### Data shown
[Begin]

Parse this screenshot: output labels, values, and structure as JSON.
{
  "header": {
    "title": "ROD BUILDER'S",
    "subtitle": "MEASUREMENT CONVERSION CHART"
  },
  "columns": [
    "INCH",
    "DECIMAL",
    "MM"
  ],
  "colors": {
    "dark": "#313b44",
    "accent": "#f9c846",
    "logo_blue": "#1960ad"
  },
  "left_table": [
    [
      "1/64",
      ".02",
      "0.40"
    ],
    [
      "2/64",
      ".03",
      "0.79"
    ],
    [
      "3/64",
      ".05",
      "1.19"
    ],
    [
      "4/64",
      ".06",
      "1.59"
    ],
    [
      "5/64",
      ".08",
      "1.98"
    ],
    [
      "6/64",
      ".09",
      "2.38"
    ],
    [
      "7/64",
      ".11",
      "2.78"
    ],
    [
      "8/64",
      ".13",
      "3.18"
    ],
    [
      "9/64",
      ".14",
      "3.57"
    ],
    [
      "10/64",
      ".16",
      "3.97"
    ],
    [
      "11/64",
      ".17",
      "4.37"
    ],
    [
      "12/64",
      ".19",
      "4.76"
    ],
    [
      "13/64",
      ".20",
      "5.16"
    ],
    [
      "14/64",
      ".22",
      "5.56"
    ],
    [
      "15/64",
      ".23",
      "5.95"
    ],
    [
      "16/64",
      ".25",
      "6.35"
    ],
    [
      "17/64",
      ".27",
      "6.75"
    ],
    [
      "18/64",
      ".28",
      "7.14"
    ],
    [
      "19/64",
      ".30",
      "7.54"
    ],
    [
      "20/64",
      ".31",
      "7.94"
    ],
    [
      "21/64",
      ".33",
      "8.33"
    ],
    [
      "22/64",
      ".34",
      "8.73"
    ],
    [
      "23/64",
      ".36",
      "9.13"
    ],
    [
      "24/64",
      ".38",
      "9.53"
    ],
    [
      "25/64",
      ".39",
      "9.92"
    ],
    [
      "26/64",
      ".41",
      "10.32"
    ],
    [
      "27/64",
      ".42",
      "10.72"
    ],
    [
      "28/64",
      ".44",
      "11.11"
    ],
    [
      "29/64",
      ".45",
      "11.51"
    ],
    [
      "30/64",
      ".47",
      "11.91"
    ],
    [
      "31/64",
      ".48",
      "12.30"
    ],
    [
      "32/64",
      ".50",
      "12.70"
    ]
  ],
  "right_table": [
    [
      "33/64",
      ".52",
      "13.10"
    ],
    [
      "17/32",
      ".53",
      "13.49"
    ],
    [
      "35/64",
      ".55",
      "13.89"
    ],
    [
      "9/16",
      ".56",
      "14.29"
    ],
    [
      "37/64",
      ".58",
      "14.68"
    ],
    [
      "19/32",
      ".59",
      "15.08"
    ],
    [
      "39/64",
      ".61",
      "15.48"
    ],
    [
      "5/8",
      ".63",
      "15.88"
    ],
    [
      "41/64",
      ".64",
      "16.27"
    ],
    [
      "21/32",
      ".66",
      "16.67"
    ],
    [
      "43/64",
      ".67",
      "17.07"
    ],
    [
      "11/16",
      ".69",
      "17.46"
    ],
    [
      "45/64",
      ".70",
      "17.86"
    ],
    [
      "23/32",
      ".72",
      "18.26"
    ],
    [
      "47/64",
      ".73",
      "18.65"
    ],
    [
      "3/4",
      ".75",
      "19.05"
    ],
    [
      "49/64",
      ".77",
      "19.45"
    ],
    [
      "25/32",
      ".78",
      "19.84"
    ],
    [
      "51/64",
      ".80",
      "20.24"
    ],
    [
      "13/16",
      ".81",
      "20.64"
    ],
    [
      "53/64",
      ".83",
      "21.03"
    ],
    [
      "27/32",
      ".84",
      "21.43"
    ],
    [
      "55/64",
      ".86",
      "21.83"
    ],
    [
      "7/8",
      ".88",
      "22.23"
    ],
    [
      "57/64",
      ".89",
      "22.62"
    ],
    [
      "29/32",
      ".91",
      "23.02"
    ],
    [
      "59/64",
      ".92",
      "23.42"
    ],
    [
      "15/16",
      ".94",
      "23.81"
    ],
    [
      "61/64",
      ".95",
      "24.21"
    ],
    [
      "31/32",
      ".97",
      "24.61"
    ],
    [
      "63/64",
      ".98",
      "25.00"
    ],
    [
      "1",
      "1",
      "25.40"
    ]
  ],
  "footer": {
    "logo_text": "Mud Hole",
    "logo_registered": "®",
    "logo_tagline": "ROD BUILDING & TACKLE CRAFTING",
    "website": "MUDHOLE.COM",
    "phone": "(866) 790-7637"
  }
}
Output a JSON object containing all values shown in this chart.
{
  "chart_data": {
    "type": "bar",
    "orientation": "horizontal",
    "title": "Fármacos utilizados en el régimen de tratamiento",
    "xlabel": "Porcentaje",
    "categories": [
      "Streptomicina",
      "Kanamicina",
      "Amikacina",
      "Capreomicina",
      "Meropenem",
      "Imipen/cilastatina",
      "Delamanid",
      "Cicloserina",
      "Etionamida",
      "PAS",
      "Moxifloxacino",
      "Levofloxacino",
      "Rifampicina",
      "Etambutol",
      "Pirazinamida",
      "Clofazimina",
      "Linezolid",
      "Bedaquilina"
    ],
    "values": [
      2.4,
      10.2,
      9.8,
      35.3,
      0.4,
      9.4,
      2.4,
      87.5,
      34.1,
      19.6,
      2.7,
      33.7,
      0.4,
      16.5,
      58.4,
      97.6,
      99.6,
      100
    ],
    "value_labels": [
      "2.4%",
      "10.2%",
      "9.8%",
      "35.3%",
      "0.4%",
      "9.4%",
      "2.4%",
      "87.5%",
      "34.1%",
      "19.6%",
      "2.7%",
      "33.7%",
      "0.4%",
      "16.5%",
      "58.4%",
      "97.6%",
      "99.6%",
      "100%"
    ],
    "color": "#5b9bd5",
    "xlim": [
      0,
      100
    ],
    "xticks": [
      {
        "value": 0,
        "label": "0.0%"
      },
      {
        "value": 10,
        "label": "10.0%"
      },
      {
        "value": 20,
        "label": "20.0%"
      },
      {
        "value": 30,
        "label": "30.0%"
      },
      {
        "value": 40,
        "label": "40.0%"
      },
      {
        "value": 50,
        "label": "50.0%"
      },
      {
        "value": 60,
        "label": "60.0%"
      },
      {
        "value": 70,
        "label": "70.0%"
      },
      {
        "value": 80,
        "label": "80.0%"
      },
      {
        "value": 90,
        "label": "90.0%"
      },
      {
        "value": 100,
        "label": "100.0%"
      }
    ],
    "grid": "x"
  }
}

[End]

### Instructions to follow
Above are some records; repeat all of them exactly.

### Output
Parse this screenshot: output labels, values, and structure as JSON.
{
  "header": {
    "title": "ROD BUILDER'S",
    "subtitle": "MEASUREMENT CONVERSION CHART"
  },
  "columns": [
    "INCH",
    "DECIMAL",
    "MM"
  ],
  "colors": {
    "dark": "#313b44",
    "accent": "#f9c846",
    "logo_blue": "#1960ad"
  },
  "left_table": [
    [
      "1/64",
      ".02",
      "0.40"
    ],
    [
      "2/64",
      ".03",
      "0.79"
    ],
    [
      "3/64",
      ".05",
      "1.19"
    ],
    [
      "4/64",
      ".06",
      "1.59"
    ],
    [
      "5/64",
      ".08",
      "1.98"
    ],
    [
      "6/64",
      ".09",
      "2.38"
    ],
    [
      "7/64",
      ".11",
      "2.78"
    ],
    [
      "8/64",
      ".13",
      "3.18"
    ],
    [
      "9/64",
      ".14",
      "3.57"
    ],
    [
      "10/64",
      ".16",
      "3.97"
    ],
    [
      "11/64",
      ".17",
      "4.37"
    ],
    [
      "12/64",
      ".19",
      "4.76"
    ],
    [
      "13/64",
      ".20",
      "5.16"
    ],
    [
      "14/64",
      ".22",
      "5.56"
    ],
    [
      "15/64",
      ".23",
      "5.95"
    ],
    [
      "16/64",
      ".25",
      "6.35"
    ],
    [
      "17/64",
      ".27",
      "6.75"
    ],
    [
      "18/64",
      ".28",
      "7.14"
    ],
    [
      "19/64",
      ".30",
      "7.54"
    ],
    [
      "20/64",
      ".31",
      "7.94"
    ],
    [
      "21/64",
      ".33",
      "8.33"
    ],
    [
      "22/64",
      ".34",
      "8.73"
    ],
    [
      "23/64",
      ".36",
      "9.13"
    ],
    [
      "24/64",
      ".38",
      "9.53"
    ],
    [
      "25/64",
      ".39",
      "9.92"
    ],
    [
      "26/64",
      ".41",
      "10.32"
    ],
    [
      "27/64",
      ".42",
      "10.72"
    ],
    [
      "28/64",
      ".44",
      "11.11"
    ],
    [
      "29/64",
      ".45",
      "11.51"
    ],
    [
      "30/64",
      ".47",
      "11.91"
    ],
    [
      "31/64",
      ".48",
      "12.30"
    ],
    [
      "32/64",
      ".50",
      "12.70"
    ]
  ],
  "right_table": [
    [
      "33/64",
      ".52",
      "13.10"
    ],
    [
      "17/32",
      ".53",
      "13.49"
    ],
    [
      "35/64",
      ".55",
      "13.89"
    ],
    [
      "9/16",
      ".56",
      "14.29"
    ],
    [
      "37/64",
      ".58",
      "14.68"
    ],
    [
      "19/32",
      ".59",
      "15.08"
    ],
    [
      "39/64",
      ".61",
      "15.48"
    ],
    [
      "5/8",
      ".63",
      "15.88"
    ],
    [
      "41/64",
      ".64",
      "16.27"
    ],
    [
      "21/32",
      ".66",
      "16.67"
    ],
    [
      "43/64",
      ".67",
      "17.07"
    ],
    [
      "11/16",
      ".69",
      "17.46"
    ],
    [
      "45/64",
      ".70",
      "17.86"
    ],
    [
      "23/32",
      ".72",
      "18.26"
    ],
    [
      "47/64",
      ".73",
      "18.65"
    ],
    [
      "3/4",
      ".75",
      "19.05"
    ],
    [
      "49/64",
      ".77",
      "19.45"
    ],
    [
      "25/32",
      ".78",
      "19.84"
    ],
    [
      "51/64",
      ".80",
      "20.24"
    ],
    [
      "13/16",
      ".81",
      "20.64"
    ],
    [
      "53/64",
      ".83",
      "21.03"
    ],
    [
      "27/32",
      ".84",
      "21.43"
    ],
    [
      "55/64",
      ".86",
      "21.83"
    ],
    [
      "7/8",
      ".88",
      "22.23"
    ],
    [
      "57/64",
      ".89",
      "22.62"
    ],
    [
      "29/32",
      ".91",
      "23.02"
    ],
    [
      "59/64",
      ".92",
      "23.42"
    ],
    [
      "15/16",
      ".94",
      "23.81"
    ],
    [
      "61/64",
      ".95",
      "24.21"
    ],
    [
      "31/32",
      ".97",
      "24.61"
    ],
    [
      "63/64",
      ".98",
      "25.00"
    ],
    [
      "1",
      "1",
      "25.40"
    ]
  ],
  "footer": {
    "logo_text": "Mud Hole",
    "logo_registered": "®",
    "logo_tagline": "ROD BUILDING & TACKLE CRAFTING",
    "website": "MUDHOLE.COM",
    "phone": "(866) 790-7637"
  }
}
Output a JSON object containing all values shown in this chart.
{
  "chart_data": {
    "type": "bar",
    "orientation": "horizontal",
    "title": "Fármacos utilizados en el régimen de tratamiento",
    "xlabel": "Porcentaje",
    "categories": [
      "Streptomicina",
      "Kanamicina",
      "Amikacina",
      "Capreomicina",
      "Meropenem",
      "Imipen/cilastatina",
      "Delamanid",
      "Cicloserina",
      "Etionamida",
      "PAS",
      "Moxifloxacino",
      "Levofloxacino",
      "Rifampicina",
      "Etambutol",
      "Pirazinamida",
      "Clofazimina",
      "Linezolid",
      "Bedaquilina"
    ],
    "values": [
      2.4,
      10.2,
      9.8,
      35.3,
      0.4,
      9.4,
      2.4,
      87.5,
      34.1,
      19.6,
      2.7,
      33.7,
      0.4,
      16.5,
      58.4,
      97.6,
      99.6,
      100
    ],
    "value_labels": [
      "2.4%",
      "10.2%",
      "9.8%",
      "35.3%",
      "0.4%",
      "9.4%",
      "2.4%",
      "87.5%",
      "34.1%",
      "19.6%",
      "2.7%",
      "33.7%",
      "0.4%",
      "16.5%",
      "58.4%",
      "97.6%",
      "99.6%",
      "100%"
    ],
    "color": "#5b9bd5",
    "xlim": [
      0,
      100
    ],
    "xticks": [
      {
        "value": 0,
        "label": "0.0%"
      },
      {
        "value": 10,
        "label": "10.0%"
      },
      {
        "value": 20,
        "label": "20.0%"
      },
      {
        "value": 30,
        "label": "30.0%"
      },
      {
        "value": 40,
        "label": "40.0%"
      },
      {
        "value": 50,
        "label": "50.0%"
      },
      {
        "value": 60,
        "label": "60.0%"
      },
      {
        "value": 70,
        "label": "70.0%"
      },
      {
        "value": 80,
        "label": "80.0%"
      },
      {
        "value": 90,
        "label": "90.0%"
      },
      {
        "value": 100,
        "label": "100.0%"
      }
    ],
    "grid": "x"
  }
}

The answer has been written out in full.